■ Problem to work on:
Omit every picture, then give all the entries again exactly.

[Dataset items]

────────────────────

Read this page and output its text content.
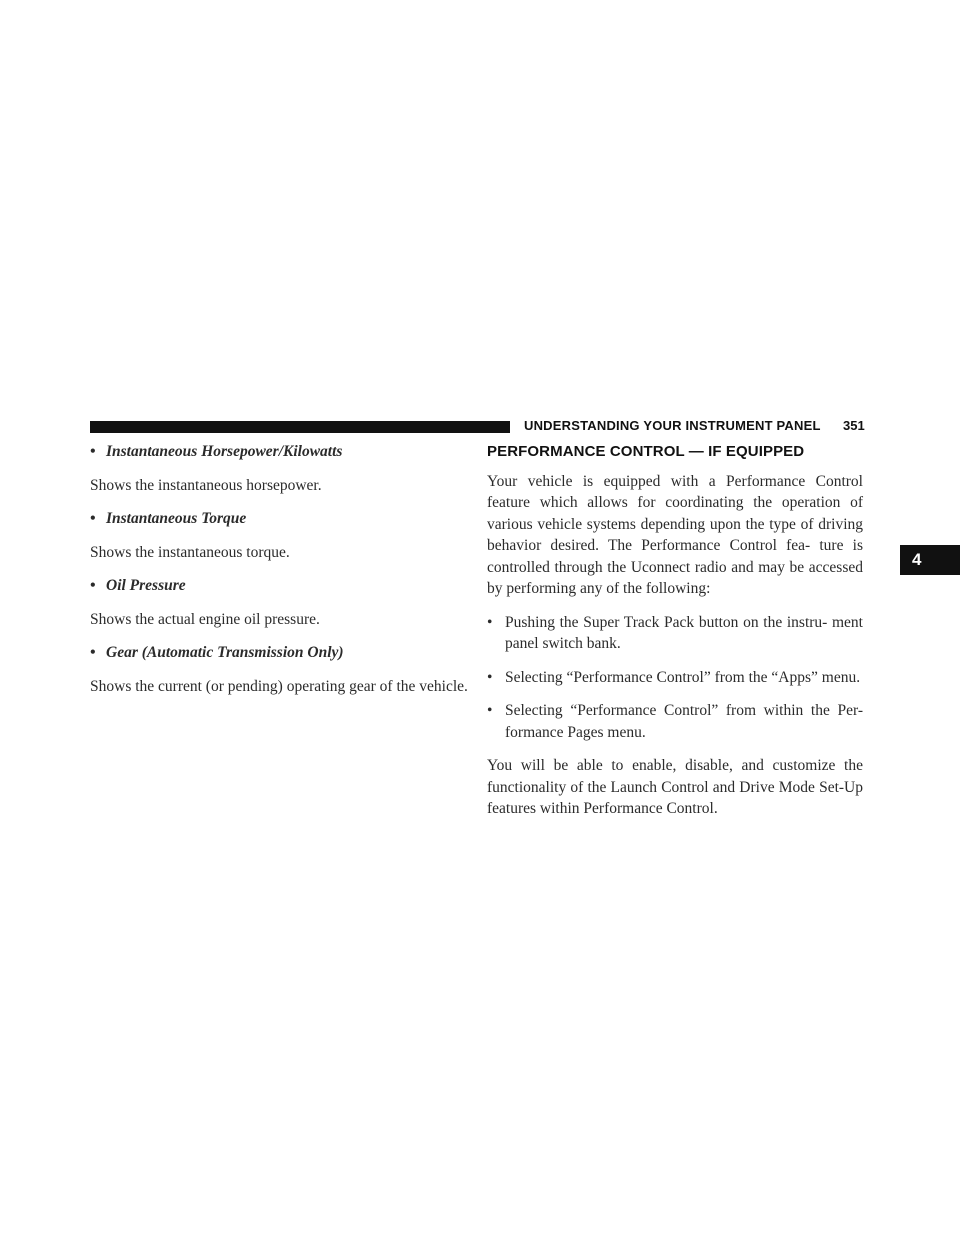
UNDERSTANDING YOUR INSTRUMENT PANEL 351
4
• Instantaneous Horsepower/Kilowatts

Shows the instantaneous horsepower.

• Instantaneous Torque

Shows the instantaneous torque.

• Oil Pressure

Shows the actual engine oil pressure.

• Gear (Automatic Transmission Only)

Shows the current (or pending) operating gear of the vehicle.

PERFORMANCE CONTROL — IF EQUIPPED

Your vehicle is equipped with a Performance Control feature which allows for coordinating the operation of various vehicle systems depending upon the type of driving behavior desired. The Performance Control fea- ture is controlled through the Uconnect radio and may be accessed by performing any of the following:

• Pushing the Super Track Pack button on the instru- ment panel switch bank.
• Selecting “Performance Control” from the “Apps” menu.
• Selecting “Performance Control” from within the Per- formance Pages menu.

You will be able to enable, disable, and customize the functionality of the Launch Control and Drive Mode Set-Up features within Performance Control.
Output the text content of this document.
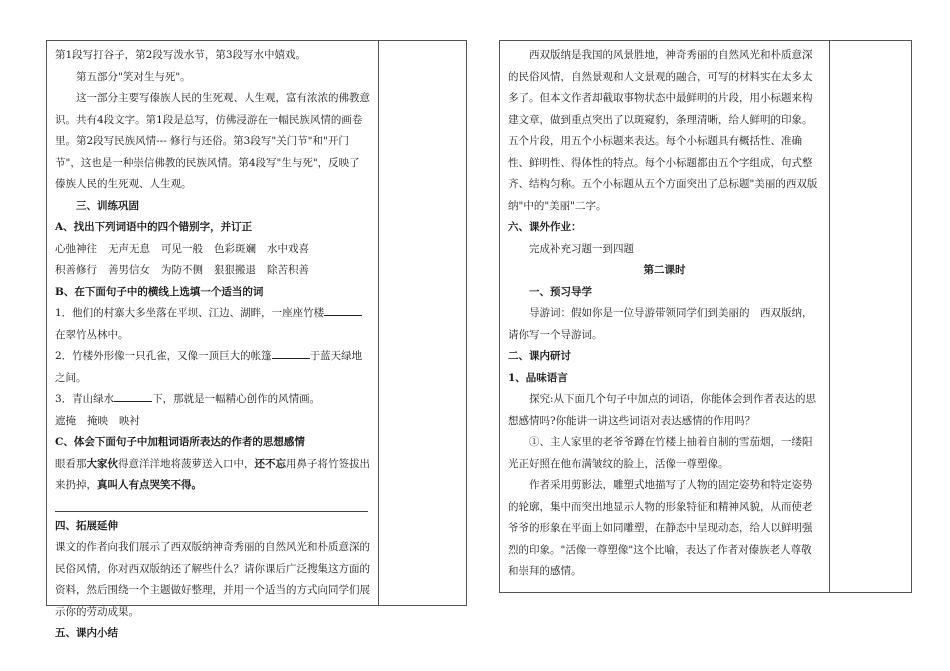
第1段写打谷子，第2段写泼水节，第3段写水中嬉戏。

第五部分"笑对生与死"。

这一部分主要写傣族人民的生死观、人生观，富有浓浓的佛教意识。共有4段文字。第1段是总写，仿佛浸游在一幅民族风情的画卷里。第2段写民族风情--- 修行与还俗。第3段写"关门节"和"开门节"，这也是一种崇信佛教的民族风情。第4段写"生与死"，反映了傣族人民的生死观、人生观。

三、训练巩固

A、找出下列词语中的四个错别字，并订正

心弛神往 无声无息 可见一般 色彩斑斓 水中戏喜

积善修行 善男信女 为防不侧 狠狠搬退 除苦积善

B、在下面句子中的横线上选填一个适当的词

1．他们的村寨大多坐落在平坝、江边、湖畔，一座座竹楼在翠竹丛林中。

2．竹楼外形像一只孔雀，又像一顶巨大的帐篷	于蓝天绿地之间。

3．青山绿水	下，那就是一幅精心创作的风情画。

遮掩 掩映 映衬

C、体会下面句子中加粗词语所表达的作者的思想感情

眼看那大家伙得意洋洋地将菠萝送入口中，还不忘用鼻子将竹签拔出来扔掉，真叫人有点哭笑不得。

四、拓展延伸

课文的作者向我们展示了西双版纳神奇秀丽的自然风光和朴质意深的民俗风情，你对西双版纳还了解些什么？请你课后广泛搜集这方面的资料，然后围绕一个主题做好整理，并用一个适当的方式向同学们展示你的劳动成果。

五、课内小结

西双版纳是我国的风景胜地，神奇秀丽的自然风光和朴质意深的民俗风情，自然景观和人文景观的融合，可写的材料实在太多太多了。但本文作者却截取事物状态中最鲜明的片段，用小标题来构建文章，做到重点突出了以斑窥豹，条理清晰，给人鲜明的印象。五个片段，用五个小标题来表达。每个小标题具有概括性、准确性、鲜明性、得体性的特点。每个小标题都由五个字组成，句式整齐、结构匀称。五个小标题从五个方面突出了总标题"美丽的西双版纳"中的"美丽"二字。

六、课外作业：

完成补充习题一到四题

第二课时

一、预习导学

导游词：假如你是一位导游带领同学们到美丽的　西双版纳，请你写一个导游词。

二、课内研讨

1、品味语言

探究:从下面几个句子中加点的词语，你能体会到作者表达的思想感情吗?你能讲一讲这些词语对表达感情的作用吗？

①、主人家里的老爷爷蹲在竹楼上抽着自制的雪茄烟，一缕阳光正好照在他布满皱纹的脸上，活像一尊塑像。

作者采用剪影法，雕塑式地描写了人物的固定姿势和特定姿势的轮廓，集中而突出地显示人物的形象特征和精神风貌，从而使老爷爷的形象在平面上如同雕塑，在静态中呈现动态，给人以鲜明强烈的印象。"活像一尊塑像"这个比喻，表达了作者对傣族老人尊敬和崇拜的感情。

────────────────────

■ Worked solution:
Read this page and output its text content.
UNDERSTANDING YOUR INSTRUMENT PANEL 351
4
• Instantaneous Horsepower/Kilowatts

Shows the instantaneous horsepower.

• Instantaneous Torque

Shows the instantaneous torque.

• Oil Pressure

Shows the actual engine oil pressure.

• Gear (Automatic Transmission Only)

Shows the current (or pending) operating gear of the vehicle.

PERFORMANCE CONTROL — IF EQUIPPED

Your vehicle is equipped with a Performance Control feature which allows for coordinating the operation of various vehicle systems depending upon the type of driving behavior desired. The Performance Control fea- ture is controlled through the Uconnect radio and may be accessed by performing any of the following:

• Pushing the Super Track Pack button on the instru- ment panel switch bank.
• Selecting “Performance Control” from the “Apps” menu.
• Selecting “Performance Control” from within the Per- formance Pages menu.

You will be able to enable, disable, and customize the functionality of the Launch Control and Drive Mode Set-Up features within Performance Control.
Output the text content of this document.
第1段写打谷子，第2段写泼水节，第3段写水中嬉戏。

第五部分"笑对生与死"。

这一部分主要写傣族人民的生死观、人生观，富有浓浓的佛教意识。共有4段文字。第1段是总写，仿佛浸游在一幅民族风情的画卷里。第2段写民族风情--- 修行与还俗。第3段写"关门节"和"开门节"，这也是一种崇信佛教的民族风情。第4段写"生与死"，反映了傣族人民的生死观、人生观。

三、训练巩固

A、找出下列词语中的四个错别字，并订正

心弛神往 无声无息 可见一般 色彩斑斓 水中戏喜

积善修行 善男信女 为防不侧 狠狠搬退 除苦积善

B、在下面句子中的横线上选填一个适当的词

1．他们的村寨大多坐落在平坝、江边、湖畔，一座座竹楼在翠竹丛林中。

2．竹楼外形像一只孔雀，又像一顶巨大的帐篷	于蓝天绿地之间。

3．青山绿水	下，那就是一幅精心创作的风情画。

遮掩 掩映 映衬

C、体会下面句子中加粗词语所表达的作者的思想感情

眼看那大家伙得意洋洋地将菠萝送入口中，还不忘用鼻子将竹签拔出来扔掉，真叫人有点哭笑不得。

四、拓展延伸

课文的作者向我们展示了西双版纳神奇秀丽的自然风光和朴质意深的民俗风情，你对西双版纳还了解些什么？请你课后广泛搜集这方面的资料，然后围绕一个主题做好整理，并用一个适当的方式向同学们展示你的劳动成果。

五、课内小结

西双版纳是我国的风景胜地，神奇秀丽的自然风光和朴质意深的民俗风情，自然景观和人文景观的融合，可写的材料实在太多太多了。但本文作者却截取事物状态中最鲜明的片段，用小标题来构建文章，做到重点突出了以斑窥豹，条理清晰，给人鲜明的印象。五个片段，用五个小标题来表达。每个小标题具有概括性、准确性、鲜明性、得体性的特点。每个小标题都由五个字组成，句式整齐、结构匀称。五个小标题从五个方面突出了总标题"美丽的西双版纳"中的"美丽"二字。

六、课外作业：

完成补充习题一到四题

第二课时

一、预习导学

导游词：假如你是一位导游带领同学们到美丽的　西双版纳，请你写一个导游词。

二、课内研讨

1、品味语言

探究:从下面几个句子中加点的词语，你能体会到作者表达的思想感情吗?你能讲一讲这些词语对表达感情的作用吗？

①、主人家里的老爷爷蹲在竹楼上抽着自制的雪茄烟，一缕阳光正好照在他布满皱纹的脸上，活像一尊塑像。

作者采用剪影法，雕塑式地描写了人物的固定姿势和特定姿势的轮廓，集中而突出地显示人物的形象特征和精神风貌，从而使老爷爷的形象在平面上如同雕塑，在静态中呈现动态，给人以鲜明强烈的印象。"活像一尊塑像"这个比喻，表达了作者对傣族老人尊敬和崇拜的感情。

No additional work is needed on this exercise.